### Problem to work on
Locate every line that holds the string "xlabel" and copy it.

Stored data
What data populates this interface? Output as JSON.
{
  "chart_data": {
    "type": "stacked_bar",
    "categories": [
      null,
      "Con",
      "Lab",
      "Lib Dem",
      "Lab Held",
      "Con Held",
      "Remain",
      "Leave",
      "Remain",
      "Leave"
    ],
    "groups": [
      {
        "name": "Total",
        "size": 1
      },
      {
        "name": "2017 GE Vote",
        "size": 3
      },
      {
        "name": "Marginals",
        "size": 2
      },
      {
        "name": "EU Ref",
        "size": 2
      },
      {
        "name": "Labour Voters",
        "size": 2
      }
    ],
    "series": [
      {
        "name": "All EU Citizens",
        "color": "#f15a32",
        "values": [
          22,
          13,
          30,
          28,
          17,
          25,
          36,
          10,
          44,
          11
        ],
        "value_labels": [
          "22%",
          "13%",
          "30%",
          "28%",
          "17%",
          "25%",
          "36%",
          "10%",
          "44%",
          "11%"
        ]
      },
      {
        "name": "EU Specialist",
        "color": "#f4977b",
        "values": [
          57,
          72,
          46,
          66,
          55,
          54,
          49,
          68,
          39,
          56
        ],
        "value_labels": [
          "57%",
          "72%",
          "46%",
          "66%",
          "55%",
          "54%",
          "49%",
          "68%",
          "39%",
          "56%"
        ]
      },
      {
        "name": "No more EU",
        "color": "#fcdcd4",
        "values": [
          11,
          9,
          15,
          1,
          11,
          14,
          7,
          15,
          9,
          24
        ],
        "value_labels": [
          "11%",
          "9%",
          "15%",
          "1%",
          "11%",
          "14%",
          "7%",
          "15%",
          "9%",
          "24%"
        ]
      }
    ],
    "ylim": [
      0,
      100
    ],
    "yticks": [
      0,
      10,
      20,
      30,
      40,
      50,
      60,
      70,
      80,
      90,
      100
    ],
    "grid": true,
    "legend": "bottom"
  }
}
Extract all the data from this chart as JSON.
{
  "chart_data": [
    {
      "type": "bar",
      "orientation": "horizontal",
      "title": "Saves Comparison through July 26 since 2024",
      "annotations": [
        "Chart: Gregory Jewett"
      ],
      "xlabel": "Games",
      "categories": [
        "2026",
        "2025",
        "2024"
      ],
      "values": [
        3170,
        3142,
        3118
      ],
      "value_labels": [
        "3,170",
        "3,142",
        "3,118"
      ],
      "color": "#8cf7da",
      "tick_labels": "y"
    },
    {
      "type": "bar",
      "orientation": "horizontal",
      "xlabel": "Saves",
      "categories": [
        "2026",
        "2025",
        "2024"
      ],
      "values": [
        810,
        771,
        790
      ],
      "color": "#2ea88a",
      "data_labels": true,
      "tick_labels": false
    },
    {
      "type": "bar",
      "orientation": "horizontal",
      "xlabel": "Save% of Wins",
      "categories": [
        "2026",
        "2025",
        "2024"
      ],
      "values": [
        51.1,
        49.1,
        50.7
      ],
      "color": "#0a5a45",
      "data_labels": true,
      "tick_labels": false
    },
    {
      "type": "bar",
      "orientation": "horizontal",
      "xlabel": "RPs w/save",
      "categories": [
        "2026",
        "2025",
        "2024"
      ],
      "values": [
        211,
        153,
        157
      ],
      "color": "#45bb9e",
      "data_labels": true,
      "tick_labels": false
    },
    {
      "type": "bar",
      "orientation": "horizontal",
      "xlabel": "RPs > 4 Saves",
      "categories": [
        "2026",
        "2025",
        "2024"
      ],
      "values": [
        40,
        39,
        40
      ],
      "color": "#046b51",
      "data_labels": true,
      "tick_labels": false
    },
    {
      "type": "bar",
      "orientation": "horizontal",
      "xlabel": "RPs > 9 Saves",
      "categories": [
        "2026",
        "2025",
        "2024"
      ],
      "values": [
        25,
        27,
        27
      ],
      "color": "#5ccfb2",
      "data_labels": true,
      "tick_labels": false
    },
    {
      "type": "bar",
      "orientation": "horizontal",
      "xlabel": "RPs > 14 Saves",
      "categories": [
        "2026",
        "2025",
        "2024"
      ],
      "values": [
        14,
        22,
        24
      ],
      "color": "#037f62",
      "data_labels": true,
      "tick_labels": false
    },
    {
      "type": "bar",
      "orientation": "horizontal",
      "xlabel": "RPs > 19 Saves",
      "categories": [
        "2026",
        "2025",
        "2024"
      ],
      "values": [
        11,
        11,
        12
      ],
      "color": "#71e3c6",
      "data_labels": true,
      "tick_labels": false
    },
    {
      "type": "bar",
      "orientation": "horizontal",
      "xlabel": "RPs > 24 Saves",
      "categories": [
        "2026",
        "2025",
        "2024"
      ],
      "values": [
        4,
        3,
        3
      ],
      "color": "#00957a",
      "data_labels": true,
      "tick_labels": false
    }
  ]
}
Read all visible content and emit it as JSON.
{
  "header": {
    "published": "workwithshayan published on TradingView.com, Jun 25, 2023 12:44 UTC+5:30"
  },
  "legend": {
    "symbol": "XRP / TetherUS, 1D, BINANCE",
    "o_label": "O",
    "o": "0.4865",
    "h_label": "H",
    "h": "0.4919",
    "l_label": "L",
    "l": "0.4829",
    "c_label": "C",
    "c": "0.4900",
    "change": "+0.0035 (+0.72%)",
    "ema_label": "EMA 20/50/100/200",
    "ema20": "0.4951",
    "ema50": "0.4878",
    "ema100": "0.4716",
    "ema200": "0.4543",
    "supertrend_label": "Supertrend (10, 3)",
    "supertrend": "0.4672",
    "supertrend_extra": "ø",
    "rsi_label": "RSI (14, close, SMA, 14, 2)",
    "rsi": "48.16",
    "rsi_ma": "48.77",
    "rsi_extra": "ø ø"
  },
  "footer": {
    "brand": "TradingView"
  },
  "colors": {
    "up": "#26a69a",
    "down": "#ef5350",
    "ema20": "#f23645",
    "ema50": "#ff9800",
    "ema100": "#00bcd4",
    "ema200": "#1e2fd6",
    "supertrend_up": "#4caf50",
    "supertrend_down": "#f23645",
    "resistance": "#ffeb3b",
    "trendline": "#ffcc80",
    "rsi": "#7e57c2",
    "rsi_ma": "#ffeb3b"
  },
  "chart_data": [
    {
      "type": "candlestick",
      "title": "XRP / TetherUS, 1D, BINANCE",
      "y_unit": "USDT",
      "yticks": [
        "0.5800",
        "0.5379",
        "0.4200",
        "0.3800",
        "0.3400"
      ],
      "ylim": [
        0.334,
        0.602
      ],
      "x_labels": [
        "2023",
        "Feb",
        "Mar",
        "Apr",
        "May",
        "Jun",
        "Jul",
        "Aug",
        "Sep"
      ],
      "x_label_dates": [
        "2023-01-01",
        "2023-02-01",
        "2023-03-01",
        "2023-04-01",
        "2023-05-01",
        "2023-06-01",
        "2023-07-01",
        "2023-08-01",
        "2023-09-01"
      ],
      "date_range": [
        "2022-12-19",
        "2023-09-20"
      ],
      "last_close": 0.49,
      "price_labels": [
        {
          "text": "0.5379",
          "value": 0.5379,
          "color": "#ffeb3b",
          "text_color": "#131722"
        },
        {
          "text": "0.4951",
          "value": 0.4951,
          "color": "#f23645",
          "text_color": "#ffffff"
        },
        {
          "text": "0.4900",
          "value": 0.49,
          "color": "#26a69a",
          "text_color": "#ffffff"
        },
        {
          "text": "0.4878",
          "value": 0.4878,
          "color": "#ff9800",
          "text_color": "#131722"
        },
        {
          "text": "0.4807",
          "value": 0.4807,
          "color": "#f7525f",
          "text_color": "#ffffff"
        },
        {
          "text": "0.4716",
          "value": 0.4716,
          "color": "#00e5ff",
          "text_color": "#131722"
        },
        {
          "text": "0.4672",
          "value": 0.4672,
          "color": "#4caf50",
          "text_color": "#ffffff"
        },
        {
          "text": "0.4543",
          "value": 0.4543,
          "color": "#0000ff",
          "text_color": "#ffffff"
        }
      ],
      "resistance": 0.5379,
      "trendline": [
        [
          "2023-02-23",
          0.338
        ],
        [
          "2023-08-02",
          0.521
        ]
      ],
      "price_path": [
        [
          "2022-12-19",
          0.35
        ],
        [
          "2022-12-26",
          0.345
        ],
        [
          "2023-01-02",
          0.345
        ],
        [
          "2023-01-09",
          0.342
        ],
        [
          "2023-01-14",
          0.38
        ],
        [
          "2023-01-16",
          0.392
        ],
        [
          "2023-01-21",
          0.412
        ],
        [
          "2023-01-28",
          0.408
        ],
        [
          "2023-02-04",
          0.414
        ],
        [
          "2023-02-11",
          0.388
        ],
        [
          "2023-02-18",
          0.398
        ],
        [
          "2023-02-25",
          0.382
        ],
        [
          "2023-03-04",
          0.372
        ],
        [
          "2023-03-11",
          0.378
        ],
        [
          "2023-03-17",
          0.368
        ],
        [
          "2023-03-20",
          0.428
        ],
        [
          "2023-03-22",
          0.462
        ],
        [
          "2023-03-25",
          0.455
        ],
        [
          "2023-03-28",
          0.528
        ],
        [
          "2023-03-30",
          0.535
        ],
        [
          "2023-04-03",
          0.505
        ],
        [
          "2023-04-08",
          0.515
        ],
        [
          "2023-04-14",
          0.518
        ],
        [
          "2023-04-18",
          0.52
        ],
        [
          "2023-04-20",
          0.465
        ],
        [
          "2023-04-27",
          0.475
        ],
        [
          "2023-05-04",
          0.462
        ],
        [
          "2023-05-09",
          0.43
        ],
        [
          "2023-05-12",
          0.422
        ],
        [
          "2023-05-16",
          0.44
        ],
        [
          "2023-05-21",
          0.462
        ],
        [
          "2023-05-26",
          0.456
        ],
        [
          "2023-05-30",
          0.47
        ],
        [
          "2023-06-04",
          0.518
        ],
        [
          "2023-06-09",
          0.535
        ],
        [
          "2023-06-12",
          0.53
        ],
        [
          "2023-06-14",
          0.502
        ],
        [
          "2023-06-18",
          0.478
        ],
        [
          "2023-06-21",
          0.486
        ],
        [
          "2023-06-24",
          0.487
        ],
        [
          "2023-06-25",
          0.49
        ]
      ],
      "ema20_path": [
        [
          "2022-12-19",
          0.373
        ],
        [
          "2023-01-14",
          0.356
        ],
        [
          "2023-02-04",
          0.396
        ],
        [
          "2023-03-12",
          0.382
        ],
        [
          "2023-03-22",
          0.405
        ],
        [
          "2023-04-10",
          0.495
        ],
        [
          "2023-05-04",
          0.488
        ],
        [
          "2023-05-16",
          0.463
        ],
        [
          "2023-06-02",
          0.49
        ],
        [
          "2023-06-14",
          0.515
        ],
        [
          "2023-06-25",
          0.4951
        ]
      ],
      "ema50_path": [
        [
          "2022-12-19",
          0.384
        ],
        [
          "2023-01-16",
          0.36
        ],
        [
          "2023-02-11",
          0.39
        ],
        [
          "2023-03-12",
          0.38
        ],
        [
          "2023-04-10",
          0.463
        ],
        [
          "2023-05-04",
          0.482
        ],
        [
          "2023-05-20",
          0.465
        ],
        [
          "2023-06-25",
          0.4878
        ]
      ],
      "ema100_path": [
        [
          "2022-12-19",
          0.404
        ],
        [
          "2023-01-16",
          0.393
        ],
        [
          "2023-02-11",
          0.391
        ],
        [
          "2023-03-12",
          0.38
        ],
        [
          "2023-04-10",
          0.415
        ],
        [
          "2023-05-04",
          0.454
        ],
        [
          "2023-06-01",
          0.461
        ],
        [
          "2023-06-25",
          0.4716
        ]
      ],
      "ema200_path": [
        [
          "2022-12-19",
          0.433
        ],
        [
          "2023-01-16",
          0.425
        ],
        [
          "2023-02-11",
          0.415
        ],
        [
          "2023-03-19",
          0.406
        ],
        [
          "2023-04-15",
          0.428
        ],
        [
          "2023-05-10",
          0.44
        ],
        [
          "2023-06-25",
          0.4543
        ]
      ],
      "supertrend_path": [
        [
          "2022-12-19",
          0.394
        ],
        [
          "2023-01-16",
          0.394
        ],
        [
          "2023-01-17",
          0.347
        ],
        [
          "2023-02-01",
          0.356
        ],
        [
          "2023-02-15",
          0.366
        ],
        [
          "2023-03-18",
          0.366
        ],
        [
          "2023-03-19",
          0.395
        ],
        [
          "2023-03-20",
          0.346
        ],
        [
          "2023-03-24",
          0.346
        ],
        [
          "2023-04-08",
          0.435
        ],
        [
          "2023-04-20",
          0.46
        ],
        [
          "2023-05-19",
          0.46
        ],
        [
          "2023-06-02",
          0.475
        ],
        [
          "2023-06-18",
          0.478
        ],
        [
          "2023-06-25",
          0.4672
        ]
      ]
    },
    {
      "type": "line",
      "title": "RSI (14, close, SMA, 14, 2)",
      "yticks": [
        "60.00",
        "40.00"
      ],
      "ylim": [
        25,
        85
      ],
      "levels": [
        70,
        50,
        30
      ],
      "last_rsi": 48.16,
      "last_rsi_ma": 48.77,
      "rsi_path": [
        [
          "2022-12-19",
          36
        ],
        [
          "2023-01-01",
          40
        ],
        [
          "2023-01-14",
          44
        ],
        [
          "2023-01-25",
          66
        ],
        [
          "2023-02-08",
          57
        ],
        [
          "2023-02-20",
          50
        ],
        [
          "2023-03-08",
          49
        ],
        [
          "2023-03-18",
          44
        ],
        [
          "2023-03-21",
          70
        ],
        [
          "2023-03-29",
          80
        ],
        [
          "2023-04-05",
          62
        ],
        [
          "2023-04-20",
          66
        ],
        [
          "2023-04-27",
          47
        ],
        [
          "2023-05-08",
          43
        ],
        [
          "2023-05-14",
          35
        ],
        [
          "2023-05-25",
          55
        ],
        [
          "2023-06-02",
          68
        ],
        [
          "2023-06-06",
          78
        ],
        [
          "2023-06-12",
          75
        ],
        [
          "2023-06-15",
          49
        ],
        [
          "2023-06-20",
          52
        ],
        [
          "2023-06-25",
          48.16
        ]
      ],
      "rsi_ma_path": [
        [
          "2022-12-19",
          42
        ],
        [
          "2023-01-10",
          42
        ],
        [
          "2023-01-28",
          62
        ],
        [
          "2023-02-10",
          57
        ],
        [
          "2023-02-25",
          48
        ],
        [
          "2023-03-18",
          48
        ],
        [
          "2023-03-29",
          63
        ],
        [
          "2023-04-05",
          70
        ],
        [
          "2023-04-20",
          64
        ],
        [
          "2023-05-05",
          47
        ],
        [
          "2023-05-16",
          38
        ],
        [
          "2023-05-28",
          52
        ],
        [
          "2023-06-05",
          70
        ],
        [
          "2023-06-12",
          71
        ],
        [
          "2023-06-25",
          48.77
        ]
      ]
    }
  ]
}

### Full output
      "xlabel": "Games",
      "xlabel": "Saves",
      "xlabel": "Save% of Wins",
      "xlabel": "RPs w/save",
      "xlabel": "RPs > 4 Saves",
      "xlabel": "RPs > 9 Saves",
      "xlabel": "RPs > 14 Saves",
      "xlabel": "RPs > 19 Saves",
      "xlabel": "RPs > 24 Saves",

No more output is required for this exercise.